▶ _What you have to do_
Return each line of the data below verbatim; pictures are to be left out.
** START OF Exercise material **
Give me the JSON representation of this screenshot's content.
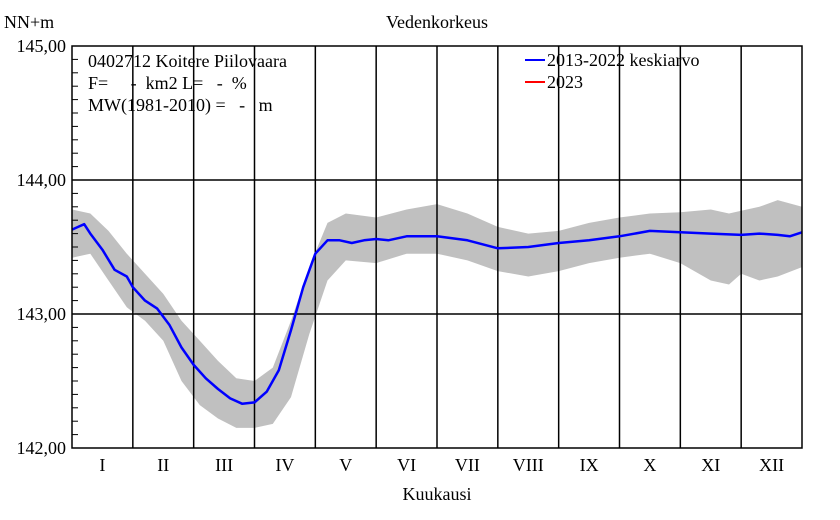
{
  "chart_data": {
    "type": "line",
    "title": "Vedenkorkeus",
    "ylabel": "NN+m",
    "xlabel": "Kuukausi",
    "ylim": [
      142.0,
      145.0
    ],
    "y_ticks": [
      "142,00",
      "143,00",
      "144,00",
      "145,00"
    ],
    "y_tick_values": [
      142.0,
      143.0,
      144.0,
      145.0
    ],
    "categories": [
      "I",
      "II",
      "III",
      "IV",
      "V",
      "VI",
      "VII",
      "VIII",
      "IX",
      "X",
      "XI",
      "XII"
    ],
    "xlim": [
      0,
      12
    ],
    "grid": true,
    "info": {
      "station": "0402712 Koitere Piilovaara",
      "area": "F=     -  km2 L=   -  %",
      "mw": "MW(1981-2010) =   -   m"
    },
    "legend_placement": "top-right",
    "series": [
      {
        "name": "2013-2022 keskiarvo",
        "color": "#0000ff",
        "x": [
          0,
          0.1,
          0.2,
          0.3,
          0.5,
          0.7,
          0.9,
          1.0,
          1.2,
          1.4,
          1.6,
          1.8,
          2.0,
          2.2,
          2.4,
          2.6,
          2.8,
          3.0,
          3.2,
          3.4,
          3.6,
          3.8,
          4.0,
          4.2,
          4.4,
          4.6,
          4.8,
          5.0,
          5.2,
          5.5,
          6.0,
          6.5,
          7.0,
          7.5,
          8.0,
          8.5,
          9.0,
          9.5,
          10.0,
          10.5,
          11.0,
          11.3,
          11.6,
          11.8,
          12.0
        ],
        "y": [
          143.63,
          143.65,
          143.67,
          143.6,
          143.48,
          143.33,
          143.28,
          143.2,
          143.1,
          143.04,
          142.92,
          142.75,
          142.62,
          142.52,
          142.44,
          142.37,
          142.33,
          142.34,
          142.42,
          142.58,
          142.88,
          143.2,
          143.45,
          143.55,
          143.55,
          143.53,
          143.55,
          143.56,
          143.55,
          143.58,
          143.58,
          143.55,
          143.49,
          143.5,
          143.53,
          143.55,
          143.58,
          143.62,
          143.61,
          143.6,
          143.59,
          143.6,
          143.59,
          143.58,
          143.61
        ]
      },
      {
        "name": "2023",
        "color": "#ff0000",
        "x": [],
        "y": []
      }
    ],
    "band": {
      "color": "#c0c0c0",
      "x": [
        0,
        0.3,
        0.6,
        0.9,
        1.2,
        1.5,
        1.8,
        2.1,
        2.4,
        2.7,
        3.0,
        3.3,
        3.6,
        3.9,
        4.2,
        4.5,
        5.0,
        5.5,
        6.0,
        6.5,
        7.0,
        7.5,
        8.0,
        8.5,
        9.0,
        9.5,
        10.0,
        10.5,
        10.8,
        11.0,
        11.3,
        11.6,
        12.0
      ],
      "upper": [
        143.78,
        143.75,
        143.62,
        143.45,
        143.3,
        143.15,
        142.95,
        142.8,
        142.65,
        142.52,
        142.5,
        142.6,
        142.95,
        143.35,
        143.68,
        143.75,
        143.72,
        143.78,
        143.82,
        143.75,
        143.65,
        143.6,
        143.62,
        143.68,
        143.72,
        143.75,
        143.76,
        143.78,
        143.75,
        143.77,
        143.8,
        143.85,
        143.8
      ],
      "lower": [
        143.42,
        143.45,
        143.25,
        143.05,
        142.95,
        142.8,
        142.5,
        142.32,
        142.22,
        142.15,
        142.15,
        142.18,
        142.38,
        142.85,
        143.25,
        143.4,
        143.38,
        143.45,
        143.45,
        143.4,
        143.32,
        143.28,
        143.32,
        143.38,
        143.42,
        143.45,
        143.38,
        143.25,
        143.22,
        143.3,
        143.25,
        143.28,
        143.35
      ]
    }
  }
}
** END OF Exercise material **
▶ _Answer to this task_
Give me the JSON representation of this screenshot's content.
{
  "chart_data": {
    "type": "line",
    "title": "Vedenkorkeus",
    "ylabel": "NN+m",
    "xlabel": "Kuukausi",
    "ylim": [
      142.0,
      145.0
    ],
    "y_ticks": [
      "142,00",
      "143,00",
      "144,00",
      "145,00"
    ],
    "y_tick_values": [
      142.0,
      143.0,
      144.0,
      145.0
    ],
    "categories": [
      "I",
      "II",
      "III",
      "IV",
      "V",
      "VI",
      "VII",
      "VIII",
      "IX",
      "X",
      "XI",
      "XII"
    ],
    "xlim": [
      0,
      12
    ],
    "grid": true,
    "info": {
      "station": "0402712 Koitere Piilovaara",
      "area": "F=     -  km2 L=   -  %",
      "mw": "MW(1981-2010) =   -   m"
    },
    "legend_placement": "top-right",
    "series": [
      {
        "name": "2013-2022 keskiarvo",
        "color": "#0000ff",
        "x": [
          0,
          0.1,
          0.2,
          0.3,
          0.5,
          0.7,
          0.9,
          1.0,
          1.2,
          1.4,
          1.6,
          1.8,
          2.0,
          2.2,
          2.4,
          2.6,
          2.8,
          3.0,
          3.2,
          3.4,
          3.6,
          3.8,
          4.0,
          4.2,
          4.4,
          4.6,
          4.8,
          5.0,
          5.2,
          5.5,
          6.0,
          6.5,
          7.0,
          7.5,
          8.0,
          8.5,
          9.0,
          9.5,
          10.0,
          10.5,
          11.0,
          11.3,
          11.6,
          11.8,
          12.0
        ],
        "y": [
          143.63,
          143.65,
          143.67,
          143.6,
          143.48,
          143.33,
          143.28,
          143.2,
          143.1,
          143.04,
          142.92,
          142.75,
          142.62,
          142.52,
          142.44,
          142.37,
          142.33,
          142.34,
          142.42,
          142.58,
          142.88,
          143.2,
          143.45,
          143.55,
          143.55,
          143.53,
          143.55,
          143.56,
          143.55,
          143.58,
          143.58,
          143.55,
          143.49,
          143.5,
          143.53,
          143.55,
          143.58,
          143.62,
          143.61,
          143.6,
          143.59,
          143.6,
          143.59,
          143.58,
          143.61
        ]
      },
      {
        "name": "2023",
        "color": "#ff0000",
        "x": [],
        "y": []
      }
    ],
    "band": {
      "color": "#c0c0c0",
      "x": [
        0,
        0.3,
        0.6,
        0.9,
        1.2,
        1.5,
        1.8,
        2.1,
        2.4,
        2.7,
        3.0,
        3.3,
        3.6,
        3.9,
        4.2,
        4.5,
        5.0,
        5.5,
        6.0,
        6.5,
        7.0,
        7.5,
        8.0,
        8.5,
        9.0,
        9.5,
        10.0,
        10.5,
        10.8,
        11.0,
        11.3,
        11.6,
        12.0
      ],
      "upper": [
        143.78,
        143.75,
        143.62,
        143.45,
        143.3,
        143.15,
        142.95,
        142.8,
        142.65,
        142.52,
        142.5,
        142.6,
        142.95,
        143.35,
        143.68,
        143.75,
        143.72,
        143.78,
        143.82,
        143.75,
        143.65,
        143.6,
        143.62,
        143.68,
        143.72,
        143.75,
        143.76,
        143.78,
        143.75,
        143.77,
        143.8,
        143.85,
        143.8
      ],
      "lower": [
        143.42,
        143.45,
        143.25,
        143.05,
        142.95,
        142.8,
        142.5,
        142.32,
        142.22,
        142.15,
        142.15,
        142.18,
        142.38,
        142.85,
        143.25,
        143.4,
        143.38,
        143.45,
        143.45,
        143.4,
        143.32,
        143.28,
        143.32,
        143.38,
        143.42,
        143.45,
        143.38,
        143.25,
        143.22,
        143.3,
        143.25,
        143.28,
        143.35
      ]
    }
  }
}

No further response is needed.